# [To be done]
#1 Extract the passage of the small-business advice between "Learn to be" and "their finical situation.", inclusive.
#2 Summarize the small-business advice in two sentences.
#3 Answer these questions using the small-business advice:
(a) Which firm conducted Live Oak's 2022 Voice of the Customer study?
(b) According to Joel Mueller, what could rising interest rates cut into?
(c) What does the text suggest doing with outdated inventory?

# [Provided text]

----------------

Learn to be Adaptable

First and foremost, it’s essential to stay nimble and adapt to things out of your control. Lean into strategic adjustments that will help your business weather the storm. The importance of a proper mindset cannot be overstated. A positive attitude and a clear plan can go a long way in hard times. In fact, according to Live Oak’s 2022 Voice of the Customer study, conducted by Barlow Research, more than 50% of Live Oak customers are generally optimistic about their finical situation.

Manage Cash Flow

Cash flow is the lifeblood of any small business, which means wisely managing your cash flow is critical. Joel Mueller, managing partner and research director at Barlow Research Associates, notes that rising interest rates could cut into profit margins, which will negatively impact cash flow. There are various ways to reduce your monthly outgoing cash flow, including pulling back on discretionary spending, negotiating better terms on your lease and leveraging less expensive marketing tactics, like social media. Keep a close eye on your accounts receivable—invoice promptly and set expectations for prompt payments from your customers. Take time to evaluate your payment terms and potentially offer slight discounts for early payment. Avoid tying up your cash in additional inventory and only order when you need it. If you have outdated inventory on hand, consider liquidating it at a discount. Even the smallest adjustments could help improve your cash flow during a recession, so continue to explore the best ways to keep your cash flow strong.

----------------

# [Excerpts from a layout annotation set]
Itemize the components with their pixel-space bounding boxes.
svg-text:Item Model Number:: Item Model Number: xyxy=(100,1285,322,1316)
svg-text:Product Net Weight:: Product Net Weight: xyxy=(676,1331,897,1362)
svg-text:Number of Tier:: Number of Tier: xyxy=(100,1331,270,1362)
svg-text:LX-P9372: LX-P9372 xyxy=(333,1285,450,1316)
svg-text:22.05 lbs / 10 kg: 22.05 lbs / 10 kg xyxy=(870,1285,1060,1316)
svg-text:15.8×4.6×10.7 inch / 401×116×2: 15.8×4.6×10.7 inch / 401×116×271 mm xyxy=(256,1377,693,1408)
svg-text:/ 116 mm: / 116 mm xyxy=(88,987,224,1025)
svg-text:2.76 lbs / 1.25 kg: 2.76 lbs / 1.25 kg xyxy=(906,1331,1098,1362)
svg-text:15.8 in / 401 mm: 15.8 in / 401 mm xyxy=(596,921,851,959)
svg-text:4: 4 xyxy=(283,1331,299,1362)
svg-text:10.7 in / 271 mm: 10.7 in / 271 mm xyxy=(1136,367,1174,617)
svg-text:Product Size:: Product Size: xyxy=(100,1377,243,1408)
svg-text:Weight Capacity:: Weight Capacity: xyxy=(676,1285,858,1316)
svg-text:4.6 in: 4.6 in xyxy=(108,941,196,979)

----------------

# [Answers to the exercise]
#1
Learn to be Adaptable

First and foremost, it’s essential to stay nimble and adapt to things out of your control. Lean into strategic adjustments that will help your business weather the storm. The importance of a proper mindset cannot be overstated. A positive attitude and a clear plan can go a long way in hard times. In fact, according to Live Oak’s 2022 Voice of the Customer study, conducted by Barlow Research, more than 50% of Live Oak customers are generally optimistic about their finical situation.

#2 The small-business advice urges owners to stay adaptable, make strategic adjustments and keep a positive attitude and a clear plan in hard times. It also stresses careful cash flow management, such as cutting discretionary spending, invoicing promptly, offering slight discounts for early payment and avoiding excess inventory.

#3
(a) Barlow Research
(b) Profit margins
(c) Consider liquidating it at a discount.